(Source data)

========================================

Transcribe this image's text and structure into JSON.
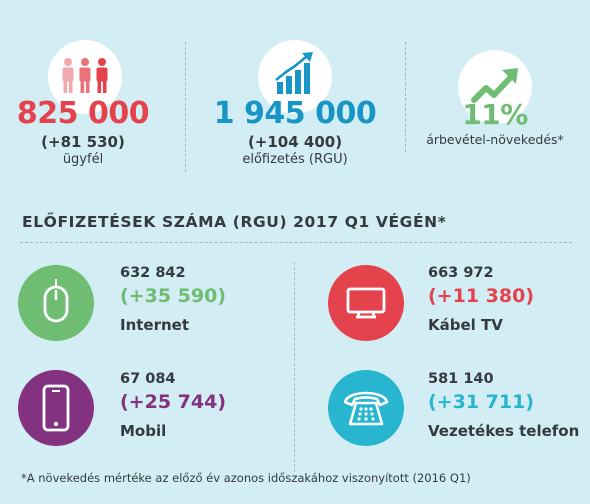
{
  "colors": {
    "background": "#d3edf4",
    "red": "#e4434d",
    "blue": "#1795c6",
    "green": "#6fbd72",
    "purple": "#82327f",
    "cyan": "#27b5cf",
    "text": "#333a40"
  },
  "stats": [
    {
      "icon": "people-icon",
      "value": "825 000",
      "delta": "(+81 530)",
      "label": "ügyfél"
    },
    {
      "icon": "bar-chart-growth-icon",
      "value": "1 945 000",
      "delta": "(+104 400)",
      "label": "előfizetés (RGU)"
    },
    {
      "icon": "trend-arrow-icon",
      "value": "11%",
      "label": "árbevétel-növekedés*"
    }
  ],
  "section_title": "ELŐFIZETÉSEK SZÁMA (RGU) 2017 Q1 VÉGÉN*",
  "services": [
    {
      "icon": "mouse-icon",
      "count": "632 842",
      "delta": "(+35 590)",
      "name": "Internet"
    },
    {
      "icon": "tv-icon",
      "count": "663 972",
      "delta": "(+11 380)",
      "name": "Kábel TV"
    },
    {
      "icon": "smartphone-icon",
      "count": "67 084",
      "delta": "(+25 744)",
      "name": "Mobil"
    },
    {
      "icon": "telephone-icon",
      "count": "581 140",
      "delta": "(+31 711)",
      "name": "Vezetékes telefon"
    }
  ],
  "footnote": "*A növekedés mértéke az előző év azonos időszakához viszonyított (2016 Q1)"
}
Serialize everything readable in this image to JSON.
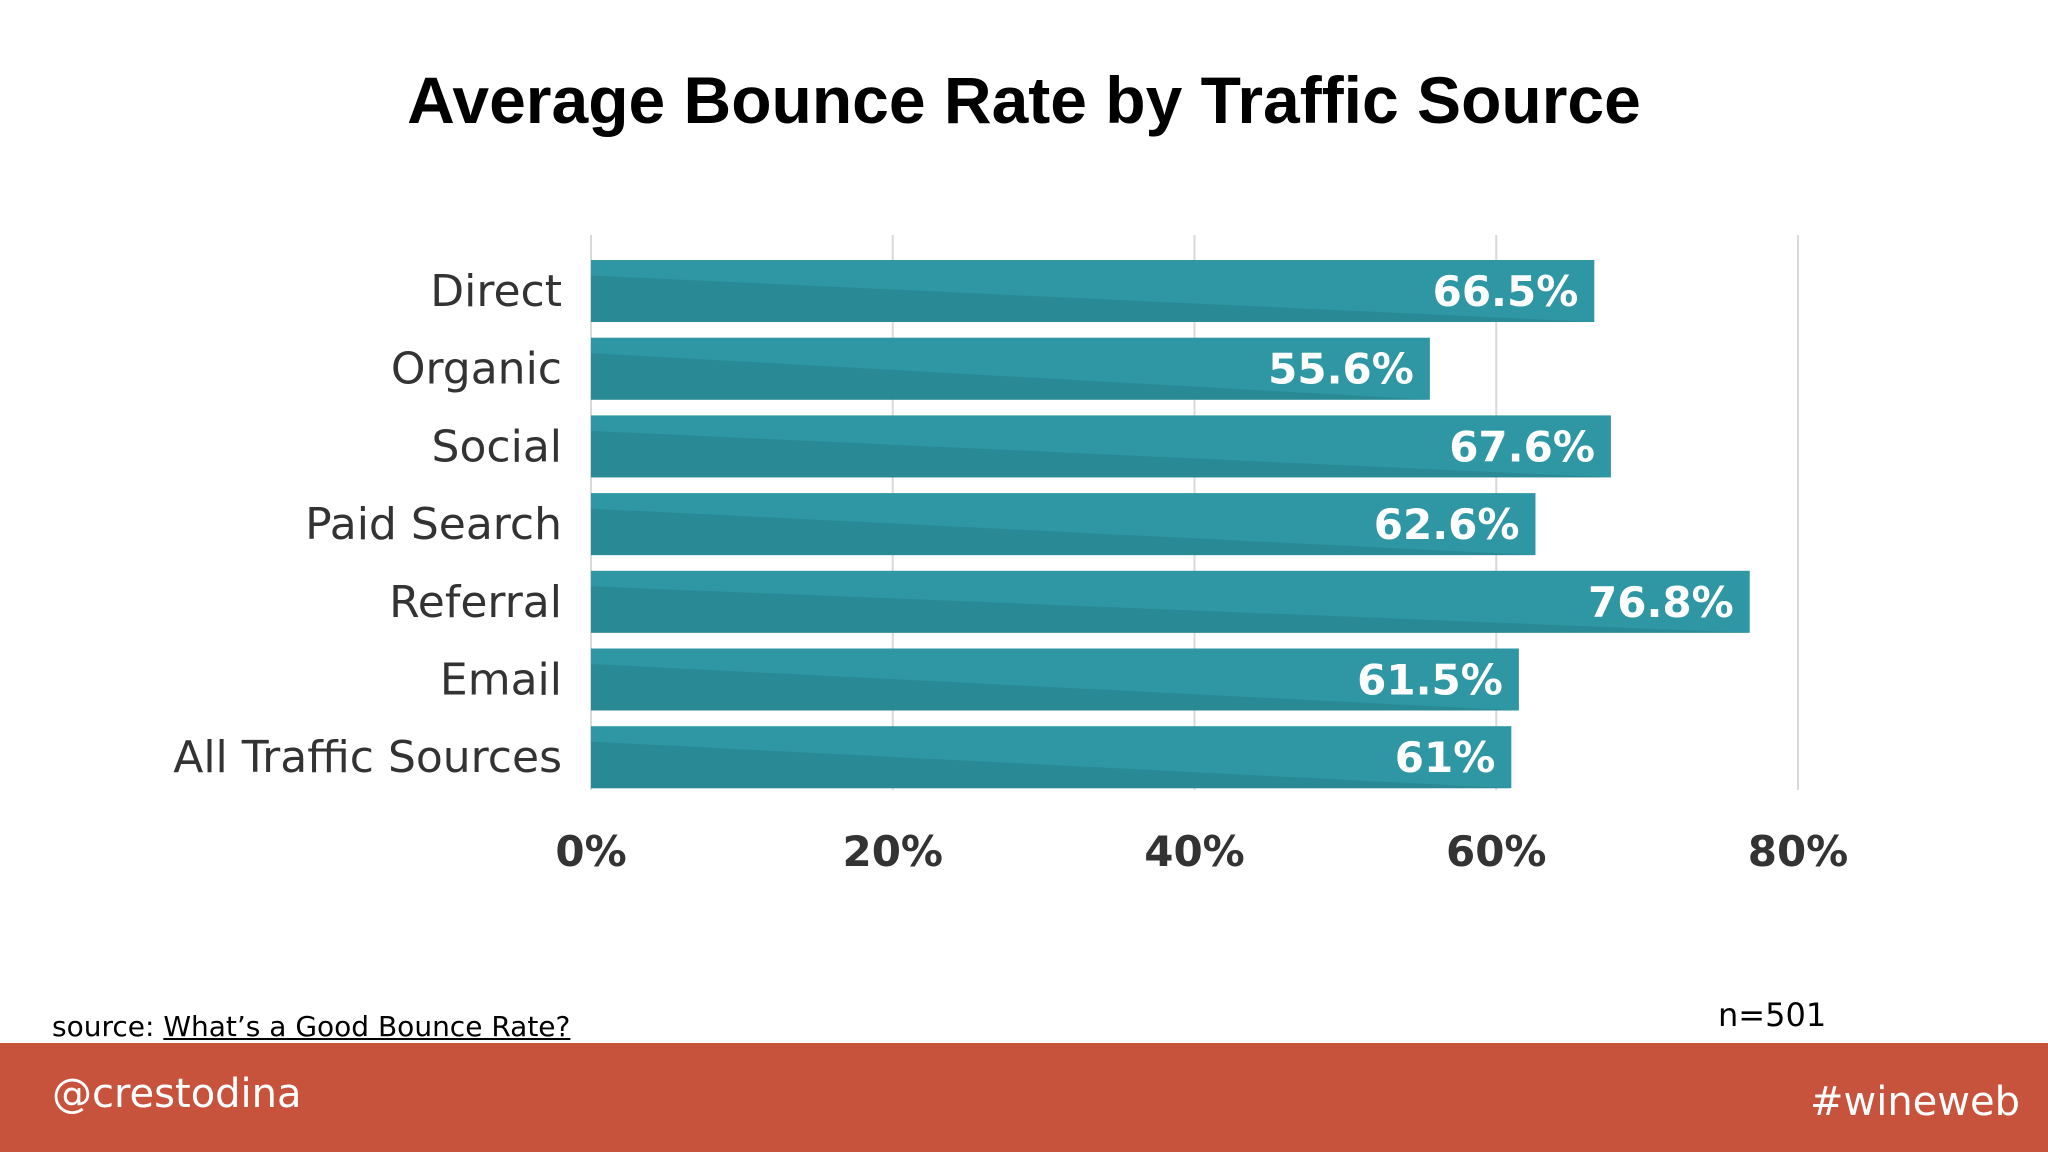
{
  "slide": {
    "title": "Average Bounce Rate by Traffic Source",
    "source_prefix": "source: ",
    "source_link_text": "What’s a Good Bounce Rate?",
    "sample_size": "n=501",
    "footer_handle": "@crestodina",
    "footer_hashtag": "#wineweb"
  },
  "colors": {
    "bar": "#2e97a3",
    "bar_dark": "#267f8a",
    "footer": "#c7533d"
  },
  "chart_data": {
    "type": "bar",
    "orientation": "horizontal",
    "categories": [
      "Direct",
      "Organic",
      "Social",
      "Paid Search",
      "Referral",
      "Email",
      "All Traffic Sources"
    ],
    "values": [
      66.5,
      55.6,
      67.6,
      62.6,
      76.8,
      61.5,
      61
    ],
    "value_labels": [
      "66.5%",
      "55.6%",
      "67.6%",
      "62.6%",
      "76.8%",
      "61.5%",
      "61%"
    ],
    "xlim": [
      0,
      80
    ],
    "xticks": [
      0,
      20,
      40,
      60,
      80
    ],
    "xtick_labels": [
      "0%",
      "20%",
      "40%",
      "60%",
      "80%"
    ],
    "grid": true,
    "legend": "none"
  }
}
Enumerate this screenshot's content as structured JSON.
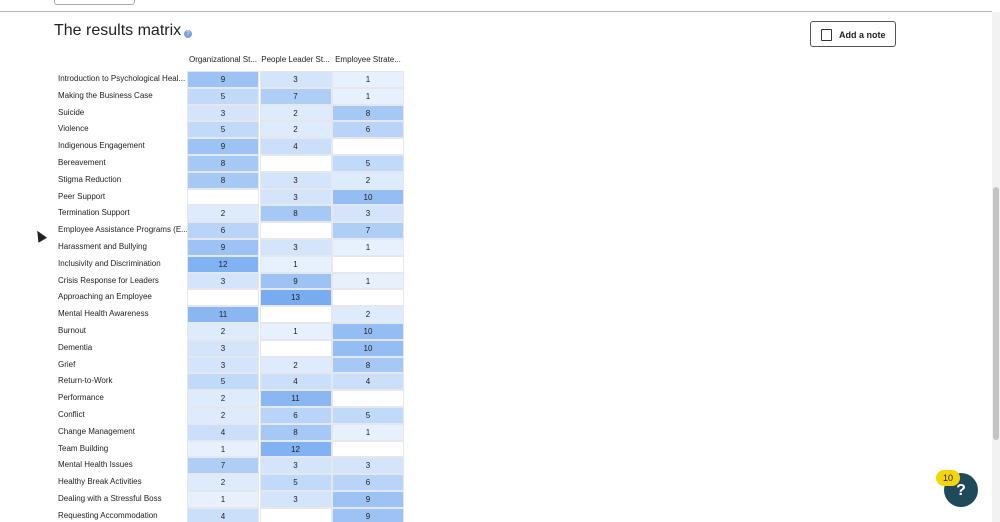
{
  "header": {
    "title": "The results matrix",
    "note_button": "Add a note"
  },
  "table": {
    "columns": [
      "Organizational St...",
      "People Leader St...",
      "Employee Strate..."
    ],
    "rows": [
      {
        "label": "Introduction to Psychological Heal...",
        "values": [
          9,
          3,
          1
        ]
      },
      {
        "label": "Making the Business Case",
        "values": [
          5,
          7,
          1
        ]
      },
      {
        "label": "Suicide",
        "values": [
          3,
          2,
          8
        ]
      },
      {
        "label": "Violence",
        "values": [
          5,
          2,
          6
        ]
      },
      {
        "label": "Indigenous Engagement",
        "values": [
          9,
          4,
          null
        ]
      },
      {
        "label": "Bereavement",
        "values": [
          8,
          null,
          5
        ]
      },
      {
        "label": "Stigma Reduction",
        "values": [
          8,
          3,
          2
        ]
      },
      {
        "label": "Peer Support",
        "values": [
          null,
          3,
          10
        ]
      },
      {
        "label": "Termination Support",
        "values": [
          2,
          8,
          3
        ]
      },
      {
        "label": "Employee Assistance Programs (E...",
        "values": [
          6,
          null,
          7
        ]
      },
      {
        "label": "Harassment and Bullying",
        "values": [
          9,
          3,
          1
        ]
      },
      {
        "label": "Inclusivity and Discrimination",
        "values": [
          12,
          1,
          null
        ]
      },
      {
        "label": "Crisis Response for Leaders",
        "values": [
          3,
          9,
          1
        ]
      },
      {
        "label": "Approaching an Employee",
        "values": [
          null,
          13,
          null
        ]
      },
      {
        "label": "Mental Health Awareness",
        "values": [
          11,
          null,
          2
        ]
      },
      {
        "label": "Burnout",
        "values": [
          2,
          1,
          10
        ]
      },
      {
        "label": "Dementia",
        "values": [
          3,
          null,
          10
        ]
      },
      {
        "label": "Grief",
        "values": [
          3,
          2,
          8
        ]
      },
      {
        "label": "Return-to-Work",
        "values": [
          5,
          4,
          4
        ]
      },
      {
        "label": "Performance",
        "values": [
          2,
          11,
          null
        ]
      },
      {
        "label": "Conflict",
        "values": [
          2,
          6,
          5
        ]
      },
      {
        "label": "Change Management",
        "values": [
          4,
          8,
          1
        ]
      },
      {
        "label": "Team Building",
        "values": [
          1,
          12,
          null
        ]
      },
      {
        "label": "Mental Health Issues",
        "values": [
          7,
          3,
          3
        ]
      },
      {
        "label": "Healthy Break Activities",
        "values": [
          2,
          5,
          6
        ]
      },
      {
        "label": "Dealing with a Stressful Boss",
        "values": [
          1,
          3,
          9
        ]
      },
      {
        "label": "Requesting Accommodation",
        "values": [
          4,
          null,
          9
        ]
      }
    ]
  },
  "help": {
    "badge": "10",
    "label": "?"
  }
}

========================================

EXERCISE INSTRUCTIONS
Every line of the data above should be quoted exactly. Omit the pictures.

THE COMPLETED TASK
Transcribe this image's text and structure into JSON.
{
  "colors": {
    "background": "#d3edf4",
    "red": "#e4434d",
    "blue": "#1795c6",
    "green": "#6fbd72",
    "purple": "#82327f",
    "cyan": "#27b5cf",
    "text": "#333a40"
  },
  "stats": [
    {
      "icon": "people-icon",
      "value": "825 000",
      "delta": "(+81 530)",
      "label": "ügyfél"
    },
    {
      "icon": "bar-chart-growth-icon",
      "value": "1 945 000",
      "delta": "(+104 400)",
      "label": "előfizetés (RGU)"
    },
    {
      "icon": "trend-arrow-icon",
      "value": "11%",
      "label": "árbevétel-növekedés*"
    }
  ],
  "section_title": "ELŐFIZETÉSEK SZÁMA (RGU) 2017 Q1 VÉGÉN*",
  "services": [
    {
      "icon": "mouse-icon",
      "count": "632 842",
      "delta": "(+35 590)",
      "name": "Internet"
    },
    {
      "icon": "tv-icon",
      "count": "663 972",
      "delta": "(+11 380)",
      "name": "Kábel TV"
    },
    {
      "icon": "smartphone-icon",
      "count": "67 084",
      "delta": "(+25 744)",
      "name": "Mobil"
    },
    {
      "icon": "telephone-icon",
      "count": "581 140",
      "delta": "(+31 711)",
      "name": "Vezetékes telefon"
    }
  ],
  "footnote": "*A növekedés mértéke az előző év azonos időszakához viszonyított (2016 Q1)"
}
Serialize everything readable in this image to JSON.
{
  "slide": {
    "title": "Average Bounce Rate by Traffic Source",
    "source_prefix": "source: ",
    "source_link_text": "What’s a Good Bounce Rate?",
    "sample_size": "n=501",
    "footer_handle": "@crestodina",
    "footer_hashtag": "#wineweb"
  },
  "colors": {
    "bar": "#2e97a3",
    "bar_dark": "#267f8a",
    "footer": "#c7533d"
  },
  "chart_data": {
    "type": "bar",
    "orientation": "horizontal",
    "categories": [
      "Direct",
      "Organic",
      "Social",
      "Paid Search",
      "Referral",
      "Email",
      "All Traffic Sources"
    ],
    "values": [
      66.5,
      55.6,
      67.6,
      62.6,
      76.8,
      61.5,
      61
    ],
    "value_labels": [
      "66.5%",
      "55.6%",
      "67.6%",
      "62.6%",
      "76.8%",
      "61.5%",
      "61%"
    ],
    "xlim": [
      0,
      80
    ],
    "xticks": [
      0,
      20,
      40,
      60,
      80
    ],
    "xtick_labels": [
      "0%",
      "20%",
      "40%",
      "60%",
      "80%"
    ],
    "grid": true,
    "legend": "none"
  }
}
Enumerate this screenshot's content as structured JSON.
{
  "header": {
    "title": "The results matrix",
    "note_button": "Add a note"
  },
  "table": {
    "columns": [
      "Organizational St...",
      "People Leader St...",
      "Employee Strate..."
    ],
    "rows": [
      {
        "label": "Introduction to Psychological Heal...",
        "values": [
          9,
          3,
          1
        ]
      },
      {
        "label": "Making the Business Case",
        "values": [
          5,
          7,
          1
        ]
      },
      {
        "label": "Suicide",
        "values": [
          3,
          2,
          8
        ]
      },
      {
        "label": "Violence",
        "values": [
          5,
          2,
          6
        ]
      },
      {
        "label": "Indigenous Engagement",
        "values": [
          9,
          4,
          null
        ]
      },
      {
        "label": "Bereavement",
        "values": [
          8,
          null,
          5
        ]
      },
      {
        "label": "Stigma Reduction",
        "values": [
          8,
          3,
          2
        ]
      },
      {
        "label": "Peer Support",
        "values": [
          null,
          3,
          10
        ]
      },
      {
        "label": "Termination Support",
        "values": [
          2,
          8,
          3
        ]
      },
      {
        "label": "Employee Assistance Programs (E...",
        "values": [
          6,
          null,
          7
        ]
      },
      {
        "label": "Harassment and Bullying",
        "values": [
          9,
          3,
          1
        ]
      },
      {
        "label": "Inclusivity and Discrimination",
        "values": [
          12,
          1,
          null
        ]
      },
      {
        "label": "Crisis Response for Leaders",
        "values": [
          3,
          9,
          1
        ]
      },
      {
        "label": "Approaching an Employee",
        "values": [
          null,
          13,
          null
        ]
      },
      {
        "label": "Mental Health Awareness",
        "values": [
          11,
          null,
          2
        ]
      },
      {
        "label": "Burnout",
        "values": [
          2,
          1,
          10
        ]
      },
      {
        "label": "Dementia",
        "values": [
          3,
          null,
          10
        ]
      },
      {
        "label": "Grief",
        "values": [
          3,
          2,
          8
        ]
      },
      {
        "label": "Return-to-Work",
        "values": [
          5,
          4,
          4
        ]
      },
      {
        "label": "Performance",
        "values": [
          2,
          11,
          null
        ]
      },
      {
        "label": "Conflict",
        "values": [
          2,
          6,
          5
        ]
      },
      {
        "label": "Change Management",
        "values": [
          4,
          8,
          1
        ]
      },
      {
        "label": "Team Building",
        "values": [
          1,
          12,
          null
        ]
      },
      {
        "label": "Mental Health Issues",
        "values": [
          7,
          3,
          3
        ]
      },
      {
        "label": "Healthy Break Activities",
        "values": [
          2,
          5,
          6
        ]
      },
      {
        "label": "Dealing with a Stressful Boss",
        "values": [
          1,
          3,
          9
        ]
      },
      {
        "label": "Requesting Accommodation",
        "values": [
          4,
          null,
          9
        ]
      }
    ]
  },
  "help": {
    "badge": "10",
    "label": "?"
  }
}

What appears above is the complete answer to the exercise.